BEGIN INPUT FOR THIS TASK
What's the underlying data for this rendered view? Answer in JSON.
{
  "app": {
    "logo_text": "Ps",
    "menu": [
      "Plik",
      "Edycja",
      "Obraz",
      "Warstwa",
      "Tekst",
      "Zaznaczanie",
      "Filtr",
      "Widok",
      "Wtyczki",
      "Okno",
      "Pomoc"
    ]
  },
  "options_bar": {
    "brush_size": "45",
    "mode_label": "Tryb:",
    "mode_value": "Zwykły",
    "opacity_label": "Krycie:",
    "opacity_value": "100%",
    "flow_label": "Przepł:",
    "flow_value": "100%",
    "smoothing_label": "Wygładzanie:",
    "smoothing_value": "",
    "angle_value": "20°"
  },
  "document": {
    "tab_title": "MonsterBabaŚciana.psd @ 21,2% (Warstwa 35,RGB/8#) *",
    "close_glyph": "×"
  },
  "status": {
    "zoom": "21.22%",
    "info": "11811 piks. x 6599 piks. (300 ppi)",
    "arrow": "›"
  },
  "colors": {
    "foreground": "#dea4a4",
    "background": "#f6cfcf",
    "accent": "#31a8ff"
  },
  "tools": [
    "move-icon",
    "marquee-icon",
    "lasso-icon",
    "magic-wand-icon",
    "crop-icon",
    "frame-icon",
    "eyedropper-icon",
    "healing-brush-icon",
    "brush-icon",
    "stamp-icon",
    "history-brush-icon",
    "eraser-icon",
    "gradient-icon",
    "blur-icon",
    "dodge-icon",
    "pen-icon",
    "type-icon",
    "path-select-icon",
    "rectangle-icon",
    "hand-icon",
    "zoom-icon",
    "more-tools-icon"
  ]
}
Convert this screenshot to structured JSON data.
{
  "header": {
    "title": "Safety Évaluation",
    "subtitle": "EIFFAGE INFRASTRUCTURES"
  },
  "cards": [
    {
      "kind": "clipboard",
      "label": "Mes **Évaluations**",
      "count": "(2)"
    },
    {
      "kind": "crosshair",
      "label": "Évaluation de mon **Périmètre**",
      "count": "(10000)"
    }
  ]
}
END INPUT FOR THIS TASK
DIRECTION =>
Write out all the records above again, exactly as they stand.

RESPONSE =>
What's the underlying data for this rendered view? Answer in JSON.
{
  "app": {
    "logo_text": "Ps",
    "menu": [
      "Plik",
      "Edycja",
      "Obraz",
      "Warstwa",
      "Tekst",
      "Zaznaczanie",
      "Filtr",
      "Widok",
      "Wtyczki",
      "Okno",
      "Pomoc"
    ]
  },
  "options_bar": {
    "brush_size": "45",
    "mode_label": "Tryb:",
    "mode_value": "Zwykły",
    "opacity_label": "Krycie:",
    "opacity_value": "100%",
    "flow_label": "Przepł:",
    "flow_value": "100%",
    "smoothing_label": "Wygładzanie:",
    "smoothing_value": "",
    "angle_value": "20°"
  },
  "document": {
    "tab_title": "MonsterBabaŚciana.psd @ 21,2% (Warstwa 35,RGB/8#) *",
    "close_glyph": "×"
  },
  "status": {
    "zoom": "21.22%",
    "info": "11811 piks. x 6599 piks. (300 ppi)",
    "arrow": "›"
  },
  "colors": {
    "foreground": "#dea4a4",
    "background": "#f6cfcf",
    "accent": "#31a8ff"
  },
  "tools": [
    "move-icon",
    "marquee-icon",
    "lasso-icon",
    "magic-wand-icon",
    "crop-icon",
    "frame-icon",
    "eyedropper-icon",
    "healing-brush-icon",
    "brush-icon",
    "stamp-icon",
    "history-brush-icon",
    "eraser-icon",
    "gradient-icon",
    "blur-icon",
    "dodge-icon",
    "pen-icon",
    "type-icon",
    "path-select-icon",
    "rectangle-icon",
    "hand-icon",
    "zoom-icon",
    "more-tools-icon"
  ]
}
Convert this screenshot to structured JSON data.
{
  "header": {
    "title": "Safety Évaluation",
    "subtitle": "EIFFAGE INFRASTRUCTURES"
  },
  "cards": [
    {
      "kind": "clipboard",
      "label": "Mes **Évaluations**",
      "count": "(2)"
    },
    {
      "kind": "crosshair",
      "label": "Évaluation de mon **Périmètre**",
      "count": "(10000)"
    }
  ]
}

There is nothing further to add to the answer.